**Stated task:**
Search the data for the word "медный" and copy every line where it occurs.

**Input data:**
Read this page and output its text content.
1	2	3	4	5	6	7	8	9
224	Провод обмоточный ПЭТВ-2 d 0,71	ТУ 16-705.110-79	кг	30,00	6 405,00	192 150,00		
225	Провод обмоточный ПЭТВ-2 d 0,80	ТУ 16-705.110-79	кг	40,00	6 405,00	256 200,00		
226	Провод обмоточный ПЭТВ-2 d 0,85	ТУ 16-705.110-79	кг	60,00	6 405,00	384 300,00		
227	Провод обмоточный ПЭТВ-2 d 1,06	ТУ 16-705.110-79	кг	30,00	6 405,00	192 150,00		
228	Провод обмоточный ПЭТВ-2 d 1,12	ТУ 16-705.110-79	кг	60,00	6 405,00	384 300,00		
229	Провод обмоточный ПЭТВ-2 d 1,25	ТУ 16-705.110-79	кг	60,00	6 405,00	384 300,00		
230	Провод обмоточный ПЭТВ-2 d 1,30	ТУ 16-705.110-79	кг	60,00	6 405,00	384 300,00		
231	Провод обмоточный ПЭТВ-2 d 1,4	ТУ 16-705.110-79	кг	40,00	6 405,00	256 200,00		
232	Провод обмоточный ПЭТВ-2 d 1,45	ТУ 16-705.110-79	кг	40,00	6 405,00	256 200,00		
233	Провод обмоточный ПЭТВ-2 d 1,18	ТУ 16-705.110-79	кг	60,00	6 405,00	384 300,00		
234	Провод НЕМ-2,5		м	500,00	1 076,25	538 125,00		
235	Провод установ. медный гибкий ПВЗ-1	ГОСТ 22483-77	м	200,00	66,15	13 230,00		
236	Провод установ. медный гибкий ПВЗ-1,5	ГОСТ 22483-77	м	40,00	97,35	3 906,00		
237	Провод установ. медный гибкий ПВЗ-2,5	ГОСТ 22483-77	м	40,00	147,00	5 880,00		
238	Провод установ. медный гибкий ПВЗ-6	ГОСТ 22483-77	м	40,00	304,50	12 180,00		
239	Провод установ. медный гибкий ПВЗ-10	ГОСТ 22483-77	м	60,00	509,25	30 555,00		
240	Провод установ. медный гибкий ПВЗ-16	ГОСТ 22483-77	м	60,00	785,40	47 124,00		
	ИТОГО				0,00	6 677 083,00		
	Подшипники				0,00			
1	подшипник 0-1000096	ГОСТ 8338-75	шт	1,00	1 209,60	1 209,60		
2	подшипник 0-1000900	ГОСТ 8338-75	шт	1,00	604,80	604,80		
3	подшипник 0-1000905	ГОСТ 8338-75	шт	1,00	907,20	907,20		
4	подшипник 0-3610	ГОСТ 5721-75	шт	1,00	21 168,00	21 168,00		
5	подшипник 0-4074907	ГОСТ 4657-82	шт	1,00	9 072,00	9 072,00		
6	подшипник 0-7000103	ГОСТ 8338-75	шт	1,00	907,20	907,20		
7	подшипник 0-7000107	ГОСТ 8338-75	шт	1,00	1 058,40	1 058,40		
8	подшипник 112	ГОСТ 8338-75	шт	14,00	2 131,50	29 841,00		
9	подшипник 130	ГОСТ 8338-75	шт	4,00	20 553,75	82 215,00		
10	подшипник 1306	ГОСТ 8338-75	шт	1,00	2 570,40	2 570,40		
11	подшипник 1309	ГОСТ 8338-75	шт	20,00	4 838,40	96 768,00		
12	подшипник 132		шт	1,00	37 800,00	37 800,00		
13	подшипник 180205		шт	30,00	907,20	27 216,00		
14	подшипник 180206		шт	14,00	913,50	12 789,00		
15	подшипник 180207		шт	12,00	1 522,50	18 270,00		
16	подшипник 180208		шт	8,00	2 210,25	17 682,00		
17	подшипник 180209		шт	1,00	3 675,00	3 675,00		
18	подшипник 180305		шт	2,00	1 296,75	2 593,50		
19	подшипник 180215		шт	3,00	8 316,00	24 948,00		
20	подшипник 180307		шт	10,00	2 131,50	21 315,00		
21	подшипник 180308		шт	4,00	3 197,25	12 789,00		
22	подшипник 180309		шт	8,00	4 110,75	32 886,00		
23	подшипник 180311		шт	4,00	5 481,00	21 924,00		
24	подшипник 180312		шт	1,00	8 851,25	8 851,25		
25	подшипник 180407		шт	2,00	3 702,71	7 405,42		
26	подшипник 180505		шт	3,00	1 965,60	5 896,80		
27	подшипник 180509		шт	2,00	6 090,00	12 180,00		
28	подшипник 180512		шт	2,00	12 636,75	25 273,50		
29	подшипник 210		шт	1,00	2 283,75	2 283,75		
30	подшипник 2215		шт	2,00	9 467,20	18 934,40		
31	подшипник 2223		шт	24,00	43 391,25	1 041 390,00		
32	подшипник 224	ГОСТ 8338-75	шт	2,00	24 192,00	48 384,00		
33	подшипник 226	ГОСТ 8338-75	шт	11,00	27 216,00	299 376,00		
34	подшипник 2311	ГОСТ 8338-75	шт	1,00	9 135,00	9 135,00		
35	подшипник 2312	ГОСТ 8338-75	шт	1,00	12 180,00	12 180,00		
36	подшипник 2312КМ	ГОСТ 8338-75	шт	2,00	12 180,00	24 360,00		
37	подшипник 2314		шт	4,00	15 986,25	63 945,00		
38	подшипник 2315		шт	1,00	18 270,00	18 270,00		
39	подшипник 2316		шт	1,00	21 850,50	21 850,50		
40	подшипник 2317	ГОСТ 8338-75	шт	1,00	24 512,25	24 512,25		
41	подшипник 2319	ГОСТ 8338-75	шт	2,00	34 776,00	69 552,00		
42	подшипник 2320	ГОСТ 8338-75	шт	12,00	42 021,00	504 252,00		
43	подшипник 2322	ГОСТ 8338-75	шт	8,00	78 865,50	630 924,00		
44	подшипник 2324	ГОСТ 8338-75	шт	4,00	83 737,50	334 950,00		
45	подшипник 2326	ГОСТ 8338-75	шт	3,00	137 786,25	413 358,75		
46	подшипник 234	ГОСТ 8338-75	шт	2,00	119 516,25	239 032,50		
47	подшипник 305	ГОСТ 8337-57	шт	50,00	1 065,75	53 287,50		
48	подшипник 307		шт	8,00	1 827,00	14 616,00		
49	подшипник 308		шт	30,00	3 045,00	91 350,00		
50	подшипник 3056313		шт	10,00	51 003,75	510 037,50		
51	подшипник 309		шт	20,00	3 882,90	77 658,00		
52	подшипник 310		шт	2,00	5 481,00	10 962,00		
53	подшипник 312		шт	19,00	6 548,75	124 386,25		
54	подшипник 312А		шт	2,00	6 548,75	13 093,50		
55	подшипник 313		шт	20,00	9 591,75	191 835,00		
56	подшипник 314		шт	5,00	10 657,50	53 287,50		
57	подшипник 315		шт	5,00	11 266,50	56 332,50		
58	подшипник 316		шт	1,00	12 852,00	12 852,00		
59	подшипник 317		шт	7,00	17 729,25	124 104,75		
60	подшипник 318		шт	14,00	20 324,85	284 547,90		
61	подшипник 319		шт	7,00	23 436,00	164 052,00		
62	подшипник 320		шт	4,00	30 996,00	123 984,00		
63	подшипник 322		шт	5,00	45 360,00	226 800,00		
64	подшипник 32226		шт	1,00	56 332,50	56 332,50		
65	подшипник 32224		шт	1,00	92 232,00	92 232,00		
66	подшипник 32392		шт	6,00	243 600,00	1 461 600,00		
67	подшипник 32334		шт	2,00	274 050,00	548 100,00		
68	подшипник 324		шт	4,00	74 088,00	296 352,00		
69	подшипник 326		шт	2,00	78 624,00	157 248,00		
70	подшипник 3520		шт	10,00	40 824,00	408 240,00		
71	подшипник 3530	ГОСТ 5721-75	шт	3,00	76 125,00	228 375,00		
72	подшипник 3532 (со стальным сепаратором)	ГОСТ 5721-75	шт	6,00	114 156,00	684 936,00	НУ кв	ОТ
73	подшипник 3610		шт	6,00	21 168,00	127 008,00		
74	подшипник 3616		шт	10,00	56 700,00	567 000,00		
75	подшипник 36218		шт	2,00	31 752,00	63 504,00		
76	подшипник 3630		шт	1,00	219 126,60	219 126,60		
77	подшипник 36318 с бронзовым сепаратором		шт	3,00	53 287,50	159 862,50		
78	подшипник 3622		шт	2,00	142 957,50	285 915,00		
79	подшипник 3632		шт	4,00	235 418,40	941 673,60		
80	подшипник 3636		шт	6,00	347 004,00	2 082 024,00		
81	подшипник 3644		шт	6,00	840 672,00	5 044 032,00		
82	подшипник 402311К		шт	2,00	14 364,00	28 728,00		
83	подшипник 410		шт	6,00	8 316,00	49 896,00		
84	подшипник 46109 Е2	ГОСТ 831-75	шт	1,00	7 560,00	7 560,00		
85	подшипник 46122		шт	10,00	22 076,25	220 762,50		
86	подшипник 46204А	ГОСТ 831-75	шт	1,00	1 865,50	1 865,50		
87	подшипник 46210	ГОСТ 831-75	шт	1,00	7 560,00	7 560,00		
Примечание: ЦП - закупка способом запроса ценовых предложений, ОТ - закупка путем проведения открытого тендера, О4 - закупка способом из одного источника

**Right answer:**
235	Провод установ. медный гибкий ПВЗ-1	ГОСТ 22483-77	м	200,00	66,15	13 230,00		
236	Провод установ. медный гибкий ПВЗ-1,5	ГОСТ 22483-77	м	40,00	97,35	3 906,00		
237	Провод установ. медный гибкий ПВЗ-2,5	ГОСТ 22483-77	м	40,00	147,00	5 880,00		
238	Провод установ. медный гибкий ПВЗ-6	ГОСТ 22483-77	м	40,00	304,50	12 180,00		
239	Провод установ. медный гибкий ПВЗ-10	ГОСТ 22483-77	м	60,00	509,25	30 555,00		
240	Провод установ. медный гибкий ПВЗ-16	ГОСТ 22483-77	м	60,00	785,40	47 124,00		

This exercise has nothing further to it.